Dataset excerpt
=-=-=-=-=
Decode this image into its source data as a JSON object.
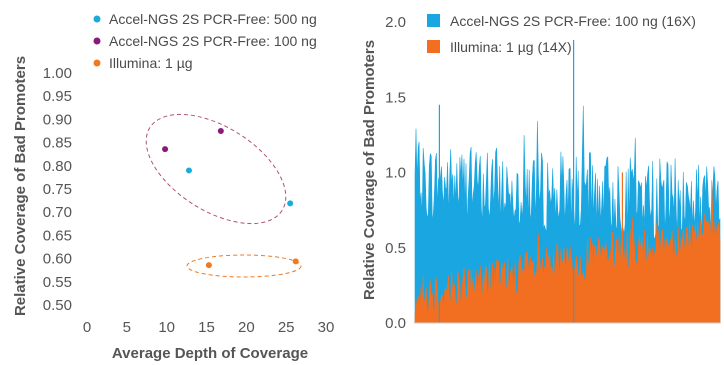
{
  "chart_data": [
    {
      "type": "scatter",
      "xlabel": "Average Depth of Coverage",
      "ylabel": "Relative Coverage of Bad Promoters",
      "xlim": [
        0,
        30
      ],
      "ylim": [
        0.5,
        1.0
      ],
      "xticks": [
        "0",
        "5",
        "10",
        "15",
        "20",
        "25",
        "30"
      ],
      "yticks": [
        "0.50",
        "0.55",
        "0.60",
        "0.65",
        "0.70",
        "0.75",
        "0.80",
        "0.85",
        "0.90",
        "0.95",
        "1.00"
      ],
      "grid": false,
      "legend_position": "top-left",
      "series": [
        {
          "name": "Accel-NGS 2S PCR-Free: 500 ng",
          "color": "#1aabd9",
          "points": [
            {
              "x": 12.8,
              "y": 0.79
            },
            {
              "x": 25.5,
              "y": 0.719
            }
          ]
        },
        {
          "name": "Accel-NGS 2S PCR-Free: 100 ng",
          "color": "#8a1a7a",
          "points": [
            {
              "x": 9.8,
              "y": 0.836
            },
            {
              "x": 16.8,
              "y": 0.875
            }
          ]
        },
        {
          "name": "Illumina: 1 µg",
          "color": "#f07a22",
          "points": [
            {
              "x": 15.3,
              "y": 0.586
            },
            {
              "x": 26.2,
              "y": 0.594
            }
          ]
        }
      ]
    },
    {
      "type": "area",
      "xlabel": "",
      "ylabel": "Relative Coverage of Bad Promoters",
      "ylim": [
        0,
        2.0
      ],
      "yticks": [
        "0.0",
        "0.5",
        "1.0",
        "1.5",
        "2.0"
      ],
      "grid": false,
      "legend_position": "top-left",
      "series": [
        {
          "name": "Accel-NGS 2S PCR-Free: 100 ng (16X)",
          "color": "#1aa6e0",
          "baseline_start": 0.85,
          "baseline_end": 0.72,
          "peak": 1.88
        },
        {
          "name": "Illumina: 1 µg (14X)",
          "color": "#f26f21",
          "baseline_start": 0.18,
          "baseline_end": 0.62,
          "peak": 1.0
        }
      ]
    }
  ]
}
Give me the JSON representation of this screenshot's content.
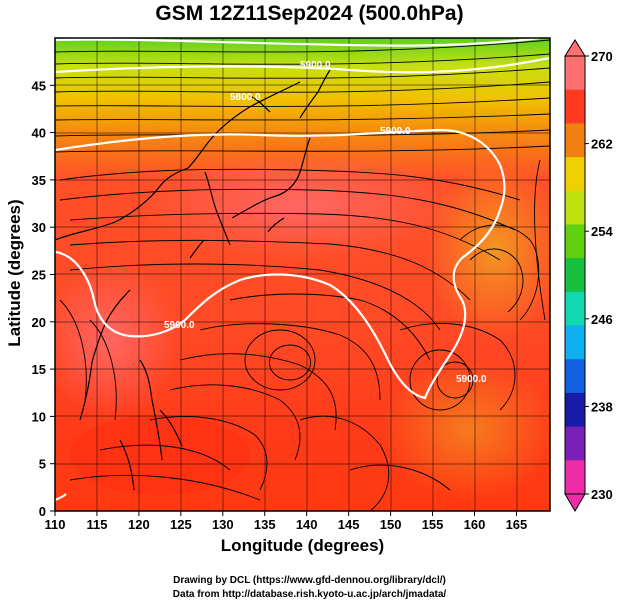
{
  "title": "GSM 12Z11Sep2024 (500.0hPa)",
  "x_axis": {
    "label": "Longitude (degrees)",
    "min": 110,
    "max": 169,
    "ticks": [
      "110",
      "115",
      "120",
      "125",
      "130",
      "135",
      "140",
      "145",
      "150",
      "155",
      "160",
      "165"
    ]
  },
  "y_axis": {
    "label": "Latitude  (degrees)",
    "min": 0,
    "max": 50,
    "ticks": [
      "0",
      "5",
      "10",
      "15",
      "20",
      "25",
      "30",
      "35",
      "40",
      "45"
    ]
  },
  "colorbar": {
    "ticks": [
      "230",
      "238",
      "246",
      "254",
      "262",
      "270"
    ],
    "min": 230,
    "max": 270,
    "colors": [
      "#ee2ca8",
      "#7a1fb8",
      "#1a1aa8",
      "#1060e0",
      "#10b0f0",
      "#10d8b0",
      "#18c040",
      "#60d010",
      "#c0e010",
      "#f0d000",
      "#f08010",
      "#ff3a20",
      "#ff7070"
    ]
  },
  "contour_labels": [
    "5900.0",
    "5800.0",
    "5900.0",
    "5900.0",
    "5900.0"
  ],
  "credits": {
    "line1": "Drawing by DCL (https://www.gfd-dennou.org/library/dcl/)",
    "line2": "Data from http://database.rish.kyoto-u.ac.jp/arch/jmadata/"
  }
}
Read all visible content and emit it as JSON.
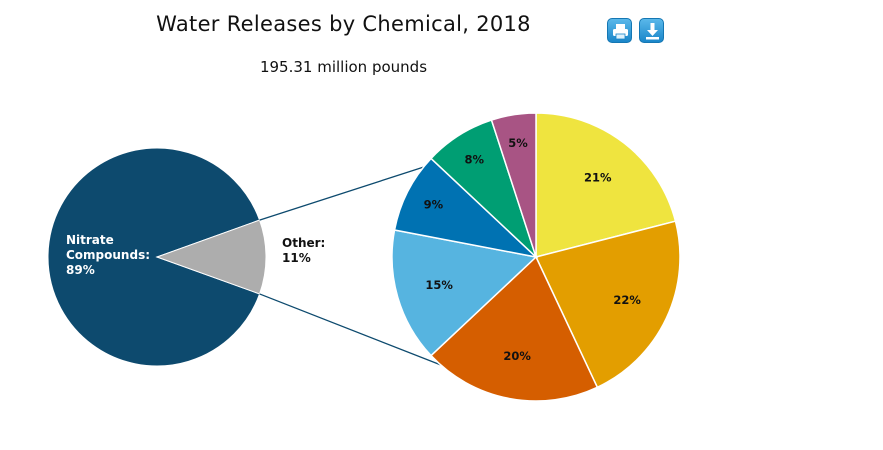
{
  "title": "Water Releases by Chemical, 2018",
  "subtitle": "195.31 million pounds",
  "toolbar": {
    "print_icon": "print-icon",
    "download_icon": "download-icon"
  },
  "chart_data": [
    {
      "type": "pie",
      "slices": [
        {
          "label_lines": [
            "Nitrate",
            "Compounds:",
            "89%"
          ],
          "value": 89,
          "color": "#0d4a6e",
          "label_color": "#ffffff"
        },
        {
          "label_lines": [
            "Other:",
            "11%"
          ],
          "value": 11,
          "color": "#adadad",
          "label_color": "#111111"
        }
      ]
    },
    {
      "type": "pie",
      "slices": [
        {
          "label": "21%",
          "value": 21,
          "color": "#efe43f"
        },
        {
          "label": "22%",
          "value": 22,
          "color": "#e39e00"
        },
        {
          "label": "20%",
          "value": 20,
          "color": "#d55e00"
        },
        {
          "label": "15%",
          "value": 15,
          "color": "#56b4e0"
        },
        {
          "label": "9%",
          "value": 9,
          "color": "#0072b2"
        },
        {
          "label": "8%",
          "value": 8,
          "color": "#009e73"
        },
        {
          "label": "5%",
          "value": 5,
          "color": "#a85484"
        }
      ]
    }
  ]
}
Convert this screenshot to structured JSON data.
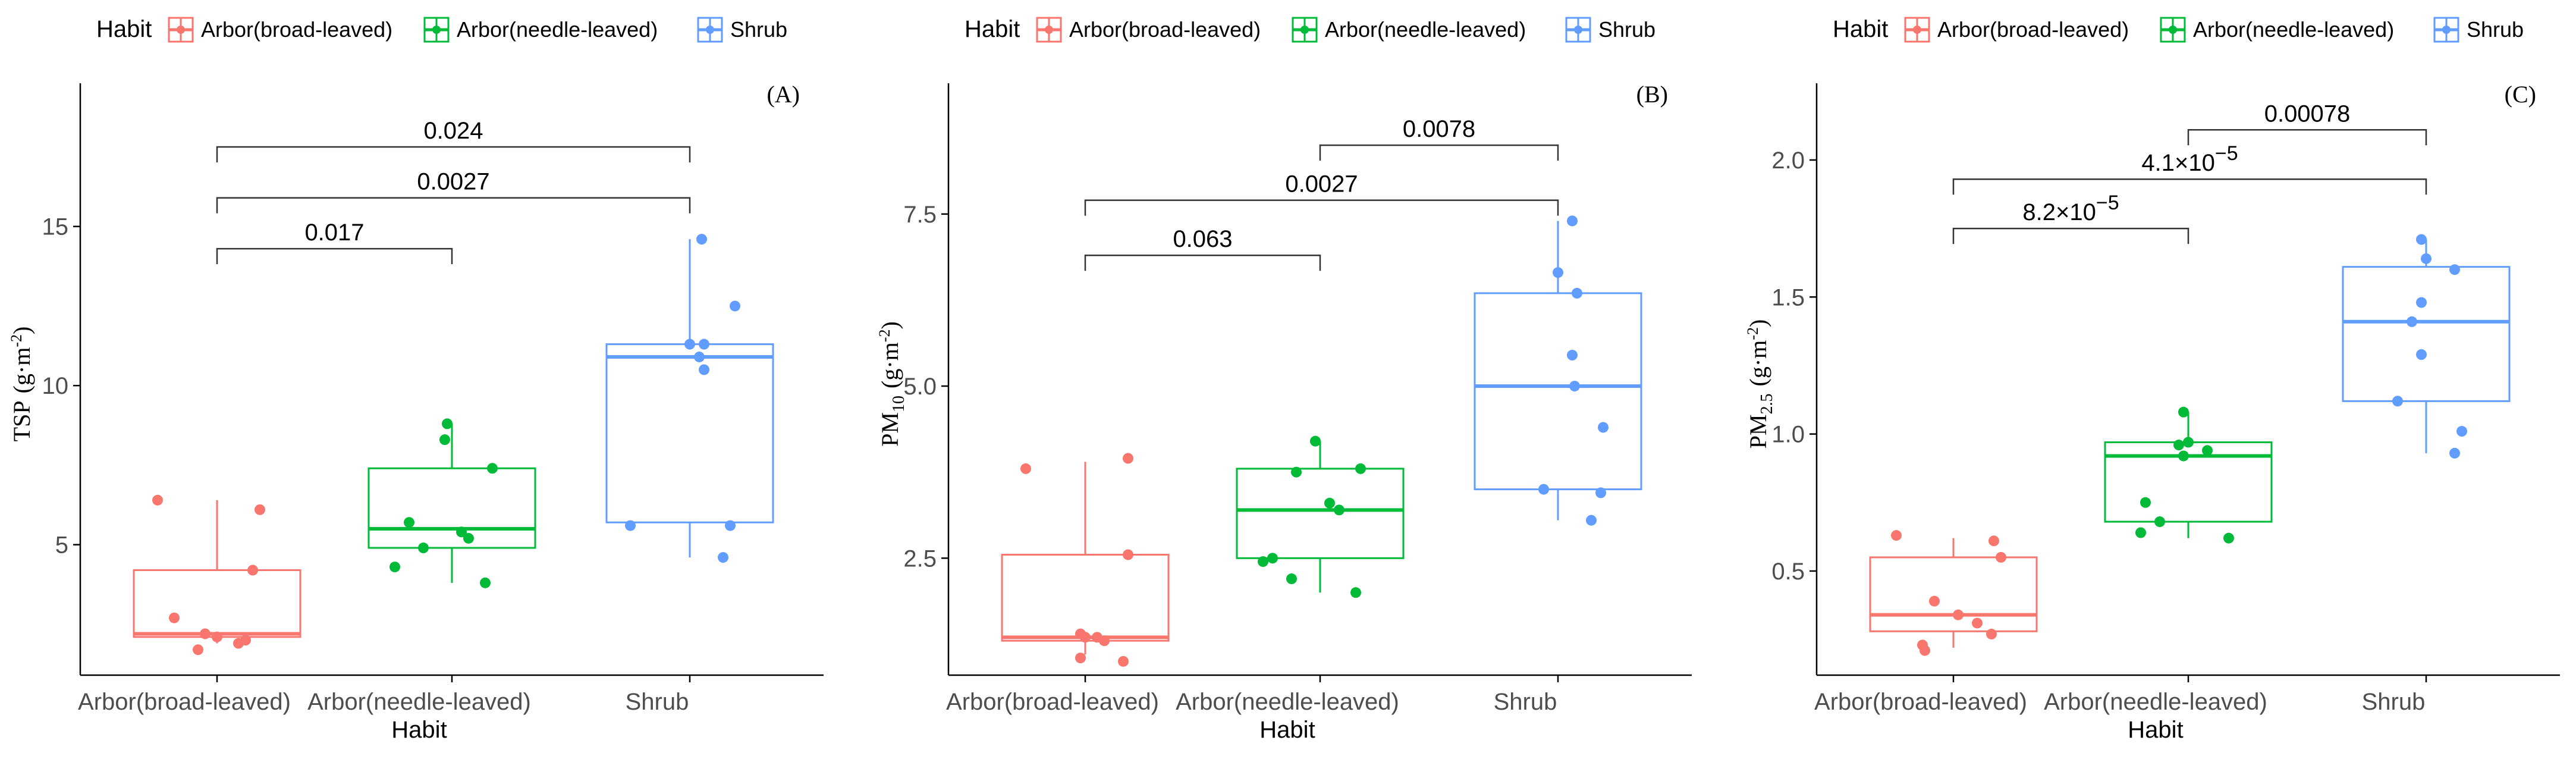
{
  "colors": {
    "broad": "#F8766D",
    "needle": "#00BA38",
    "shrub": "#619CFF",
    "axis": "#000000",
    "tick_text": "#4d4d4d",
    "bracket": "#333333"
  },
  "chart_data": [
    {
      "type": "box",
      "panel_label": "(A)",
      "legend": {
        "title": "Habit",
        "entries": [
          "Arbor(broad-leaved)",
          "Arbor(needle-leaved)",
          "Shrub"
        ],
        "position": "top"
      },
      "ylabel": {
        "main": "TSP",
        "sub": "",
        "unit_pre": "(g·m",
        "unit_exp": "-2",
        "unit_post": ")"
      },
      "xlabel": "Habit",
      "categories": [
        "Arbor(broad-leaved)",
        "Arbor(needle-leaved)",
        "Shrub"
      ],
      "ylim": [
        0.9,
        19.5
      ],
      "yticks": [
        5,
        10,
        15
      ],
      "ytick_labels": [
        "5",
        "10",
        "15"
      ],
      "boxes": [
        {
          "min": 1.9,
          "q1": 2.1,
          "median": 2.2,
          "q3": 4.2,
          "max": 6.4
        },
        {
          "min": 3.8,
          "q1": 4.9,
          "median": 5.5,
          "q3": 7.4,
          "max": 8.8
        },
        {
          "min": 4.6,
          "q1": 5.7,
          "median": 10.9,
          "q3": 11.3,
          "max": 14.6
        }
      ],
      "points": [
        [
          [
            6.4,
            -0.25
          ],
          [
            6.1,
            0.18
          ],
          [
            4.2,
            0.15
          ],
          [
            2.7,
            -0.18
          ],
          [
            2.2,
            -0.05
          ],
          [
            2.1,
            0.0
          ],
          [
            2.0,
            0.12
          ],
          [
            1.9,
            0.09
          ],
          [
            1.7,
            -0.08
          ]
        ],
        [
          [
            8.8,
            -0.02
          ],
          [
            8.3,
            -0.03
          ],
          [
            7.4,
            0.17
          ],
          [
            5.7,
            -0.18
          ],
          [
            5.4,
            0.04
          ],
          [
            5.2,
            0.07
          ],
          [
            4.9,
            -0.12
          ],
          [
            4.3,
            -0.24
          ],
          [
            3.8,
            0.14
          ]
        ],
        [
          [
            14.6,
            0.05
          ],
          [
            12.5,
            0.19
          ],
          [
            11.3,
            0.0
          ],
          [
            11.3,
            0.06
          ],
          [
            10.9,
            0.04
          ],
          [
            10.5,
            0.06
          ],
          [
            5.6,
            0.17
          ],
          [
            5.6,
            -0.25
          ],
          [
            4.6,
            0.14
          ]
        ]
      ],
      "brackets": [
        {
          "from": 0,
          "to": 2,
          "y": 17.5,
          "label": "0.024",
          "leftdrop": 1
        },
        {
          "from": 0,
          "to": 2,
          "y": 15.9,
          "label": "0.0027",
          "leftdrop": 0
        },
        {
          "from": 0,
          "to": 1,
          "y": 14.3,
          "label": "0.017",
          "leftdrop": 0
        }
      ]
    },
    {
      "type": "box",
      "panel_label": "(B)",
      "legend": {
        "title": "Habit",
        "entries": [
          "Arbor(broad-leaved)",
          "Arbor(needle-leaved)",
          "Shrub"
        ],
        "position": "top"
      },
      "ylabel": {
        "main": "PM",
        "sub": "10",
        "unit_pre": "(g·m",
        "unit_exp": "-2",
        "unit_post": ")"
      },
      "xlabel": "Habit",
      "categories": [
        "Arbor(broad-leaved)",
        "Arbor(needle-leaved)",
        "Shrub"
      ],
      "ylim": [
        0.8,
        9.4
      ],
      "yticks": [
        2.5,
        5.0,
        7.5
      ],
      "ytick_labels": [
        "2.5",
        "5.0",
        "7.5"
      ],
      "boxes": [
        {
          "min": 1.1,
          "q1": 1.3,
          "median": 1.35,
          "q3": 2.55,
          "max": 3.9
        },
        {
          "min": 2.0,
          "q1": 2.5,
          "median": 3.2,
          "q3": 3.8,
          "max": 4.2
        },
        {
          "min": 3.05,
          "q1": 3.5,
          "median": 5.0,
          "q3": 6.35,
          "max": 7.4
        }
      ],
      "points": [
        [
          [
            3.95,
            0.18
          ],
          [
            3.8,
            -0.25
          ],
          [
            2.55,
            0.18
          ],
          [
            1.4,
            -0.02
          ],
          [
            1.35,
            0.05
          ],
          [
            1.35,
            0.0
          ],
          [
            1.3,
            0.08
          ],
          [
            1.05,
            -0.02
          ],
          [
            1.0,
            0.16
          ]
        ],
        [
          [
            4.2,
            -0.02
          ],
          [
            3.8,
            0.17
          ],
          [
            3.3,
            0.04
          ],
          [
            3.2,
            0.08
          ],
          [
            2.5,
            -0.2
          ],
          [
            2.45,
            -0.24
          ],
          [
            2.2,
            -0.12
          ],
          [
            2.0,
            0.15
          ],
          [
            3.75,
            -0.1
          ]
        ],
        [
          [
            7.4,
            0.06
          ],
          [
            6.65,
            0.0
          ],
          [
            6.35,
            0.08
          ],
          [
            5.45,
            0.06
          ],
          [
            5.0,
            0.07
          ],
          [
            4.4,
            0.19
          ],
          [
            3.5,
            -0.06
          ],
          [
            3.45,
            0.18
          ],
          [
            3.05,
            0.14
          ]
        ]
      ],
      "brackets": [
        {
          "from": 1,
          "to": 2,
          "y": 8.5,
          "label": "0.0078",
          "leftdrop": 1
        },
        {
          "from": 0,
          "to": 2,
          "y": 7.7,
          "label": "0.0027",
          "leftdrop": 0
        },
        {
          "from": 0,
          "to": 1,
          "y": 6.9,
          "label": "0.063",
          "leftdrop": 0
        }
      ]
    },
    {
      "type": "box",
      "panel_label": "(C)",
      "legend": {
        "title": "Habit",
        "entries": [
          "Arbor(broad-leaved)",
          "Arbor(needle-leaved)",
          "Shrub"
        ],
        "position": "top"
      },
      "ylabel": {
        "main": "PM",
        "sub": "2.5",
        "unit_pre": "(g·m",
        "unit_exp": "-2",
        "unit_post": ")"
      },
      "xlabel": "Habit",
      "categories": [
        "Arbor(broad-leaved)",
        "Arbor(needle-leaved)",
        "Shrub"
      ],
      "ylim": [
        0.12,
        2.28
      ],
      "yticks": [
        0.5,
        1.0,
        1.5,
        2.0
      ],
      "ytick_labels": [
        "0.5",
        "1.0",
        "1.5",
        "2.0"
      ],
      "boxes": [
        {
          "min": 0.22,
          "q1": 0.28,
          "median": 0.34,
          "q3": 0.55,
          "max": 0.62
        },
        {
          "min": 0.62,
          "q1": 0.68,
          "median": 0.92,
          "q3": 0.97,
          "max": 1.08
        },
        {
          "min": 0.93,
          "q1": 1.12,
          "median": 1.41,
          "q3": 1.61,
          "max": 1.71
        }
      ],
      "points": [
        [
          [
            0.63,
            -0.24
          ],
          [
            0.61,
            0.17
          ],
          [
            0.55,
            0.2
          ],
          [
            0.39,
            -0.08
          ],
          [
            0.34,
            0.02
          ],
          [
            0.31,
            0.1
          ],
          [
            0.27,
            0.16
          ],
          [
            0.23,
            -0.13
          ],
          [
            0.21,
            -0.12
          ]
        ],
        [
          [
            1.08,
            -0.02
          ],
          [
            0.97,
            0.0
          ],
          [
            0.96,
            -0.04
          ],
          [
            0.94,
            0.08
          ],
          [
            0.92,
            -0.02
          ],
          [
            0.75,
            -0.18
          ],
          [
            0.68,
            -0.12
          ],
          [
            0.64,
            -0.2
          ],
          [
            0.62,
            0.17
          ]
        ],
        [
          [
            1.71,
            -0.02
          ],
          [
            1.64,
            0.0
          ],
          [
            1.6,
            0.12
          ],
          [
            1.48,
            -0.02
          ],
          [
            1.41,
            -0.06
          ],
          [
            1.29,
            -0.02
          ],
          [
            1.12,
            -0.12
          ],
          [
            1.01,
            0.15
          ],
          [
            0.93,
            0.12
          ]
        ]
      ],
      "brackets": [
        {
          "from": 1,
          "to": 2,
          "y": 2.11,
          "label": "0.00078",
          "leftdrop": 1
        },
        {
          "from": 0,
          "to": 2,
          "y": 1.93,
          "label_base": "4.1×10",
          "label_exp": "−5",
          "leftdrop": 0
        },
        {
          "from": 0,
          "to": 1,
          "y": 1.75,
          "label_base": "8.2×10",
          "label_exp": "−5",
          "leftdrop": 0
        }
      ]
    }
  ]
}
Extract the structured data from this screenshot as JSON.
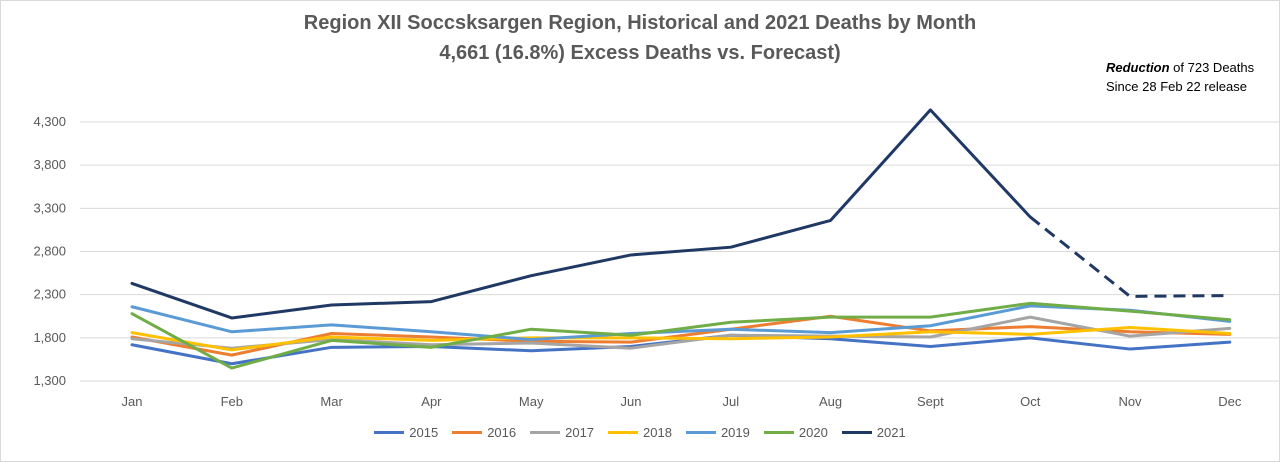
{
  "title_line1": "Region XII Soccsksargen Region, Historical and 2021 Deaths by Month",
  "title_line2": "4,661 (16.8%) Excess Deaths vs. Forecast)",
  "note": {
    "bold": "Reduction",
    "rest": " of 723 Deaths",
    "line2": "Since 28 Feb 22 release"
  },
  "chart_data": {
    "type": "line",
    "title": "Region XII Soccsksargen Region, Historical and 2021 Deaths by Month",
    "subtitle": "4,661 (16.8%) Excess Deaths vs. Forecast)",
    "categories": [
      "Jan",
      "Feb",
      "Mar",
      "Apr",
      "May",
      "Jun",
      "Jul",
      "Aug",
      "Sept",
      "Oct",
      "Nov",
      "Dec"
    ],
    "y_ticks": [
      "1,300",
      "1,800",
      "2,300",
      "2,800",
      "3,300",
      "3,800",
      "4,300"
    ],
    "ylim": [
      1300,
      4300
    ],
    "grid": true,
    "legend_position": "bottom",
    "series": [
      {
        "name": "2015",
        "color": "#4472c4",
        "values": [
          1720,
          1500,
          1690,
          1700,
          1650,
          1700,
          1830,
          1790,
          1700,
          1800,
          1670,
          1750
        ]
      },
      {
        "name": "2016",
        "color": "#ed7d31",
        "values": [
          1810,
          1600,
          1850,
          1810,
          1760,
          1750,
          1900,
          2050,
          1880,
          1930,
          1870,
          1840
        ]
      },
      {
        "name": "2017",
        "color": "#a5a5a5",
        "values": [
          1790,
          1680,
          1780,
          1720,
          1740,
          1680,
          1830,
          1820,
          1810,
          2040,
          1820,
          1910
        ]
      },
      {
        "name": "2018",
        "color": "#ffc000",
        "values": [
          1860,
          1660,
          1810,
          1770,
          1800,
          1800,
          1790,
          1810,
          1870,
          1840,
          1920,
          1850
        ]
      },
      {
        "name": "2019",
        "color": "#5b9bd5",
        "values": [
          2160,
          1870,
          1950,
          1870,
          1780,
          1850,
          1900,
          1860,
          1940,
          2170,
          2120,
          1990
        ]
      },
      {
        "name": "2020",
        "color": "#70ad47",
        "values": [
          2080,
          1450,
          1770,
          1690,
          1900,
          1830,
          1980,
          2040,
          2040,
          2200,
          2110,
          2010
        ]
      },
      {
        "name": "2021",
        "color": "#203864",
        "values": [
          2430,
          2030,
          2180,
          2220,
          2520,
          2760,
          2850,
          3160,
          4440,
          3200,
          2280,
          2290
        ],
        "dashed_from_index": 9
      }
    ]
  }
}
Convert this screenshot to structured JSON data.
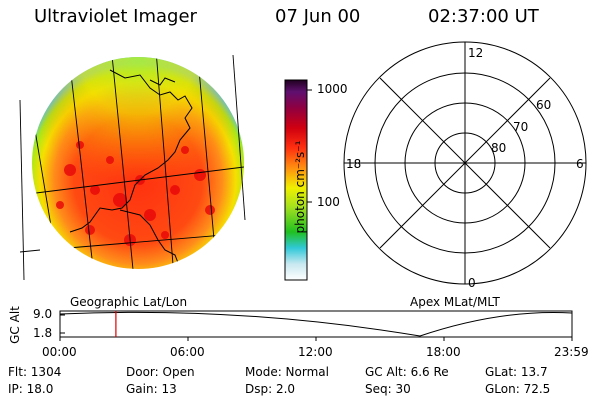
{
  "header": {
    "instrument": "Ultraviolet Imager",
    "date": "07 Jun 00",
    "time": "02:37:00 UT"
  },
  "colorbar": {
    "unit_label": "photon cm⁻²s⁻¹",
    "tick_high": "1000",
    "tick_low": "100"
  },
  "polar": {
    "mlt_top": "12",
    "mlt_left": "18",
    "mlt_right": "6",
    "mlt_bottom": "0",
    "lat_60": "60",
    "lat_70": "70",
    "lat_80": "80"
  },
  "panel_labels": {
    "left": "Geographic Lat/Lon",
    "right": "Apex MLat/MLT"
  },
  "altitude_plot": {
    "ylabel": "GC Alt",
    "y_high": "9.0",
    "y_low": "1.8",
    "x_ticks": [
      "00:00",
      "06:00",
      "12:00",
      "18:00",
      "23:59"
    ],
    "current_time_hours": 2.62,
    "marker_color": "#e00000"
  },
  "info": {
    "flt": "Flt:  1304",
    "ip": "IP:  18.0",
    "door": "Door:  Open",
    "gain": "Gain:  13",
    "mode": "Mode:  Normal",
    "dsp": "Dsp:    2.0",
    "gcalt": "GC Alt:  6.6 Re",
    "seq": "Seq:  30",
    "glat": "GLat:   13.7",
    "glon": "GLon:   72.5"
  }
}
=-=-=-=-=
Of the lines above, copy each that contains "name".

          "name": "Accel-NGS 2S PCR-Free: 500 ng",
          "name": "Accel-NGS 2S PCR-Free: 100 ng",
          "name": "Illumina: 1 µg",
          "name": "Accel-NGS 2S PCR-Free: 100 ng (16X)",
          "name": "Illumina: 1 µg (14X)",
        "name": "2015",
        "name": "2016",
        "name": "2017",
        "name": "2018",
        "name": "2019",
        "name": "2020",
        "name": "2021",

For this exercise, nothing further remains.